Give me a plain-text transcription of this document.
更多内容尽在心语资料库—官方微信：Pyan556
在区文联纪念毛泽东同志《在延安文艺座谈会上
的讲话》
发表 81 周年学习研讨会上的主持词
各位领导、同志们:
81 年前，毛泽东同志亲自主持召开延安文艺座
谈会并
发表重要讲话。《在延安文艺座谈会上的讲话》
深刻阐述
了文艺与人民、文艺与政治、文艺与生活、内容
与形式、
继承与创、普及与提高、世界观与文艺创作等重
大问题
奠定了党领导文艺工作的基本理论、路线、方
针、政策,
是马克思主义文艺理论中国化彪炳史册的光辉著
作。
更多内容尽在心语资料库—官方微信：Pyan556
○ ○ ○ ○ ○
Please quote every record above exactly as it appears.

### Reply to the exercise
Give me a plain-text transcription of this document.
更多内容尽在心语资料库—官方微信：Pyan556
在区文联纪念毛泽东同志《在延安文艺座谈会上
的讲话》
发表 81 周年学习研讨会上的主持词
各位领导、同志们:
81 年前，毛泽东同志亲自主持召开延安文艺座
谈会并
发表重要讲话。《在延安文艺座谈会上的讲话》
深刻阐述
了文艺与人民、文艺与政治、文艺与生活、内容
与形式、
继承与创、普及与提高、世界观与文艺创作等重
大问题
奠定了党领导文艺工作的基本理论、路线、方
针、政策,
是马克思主义文艺理论中国化彪炳史册的光辉著
作。
更多内容尽在心语资料库—官方微信：Pyan556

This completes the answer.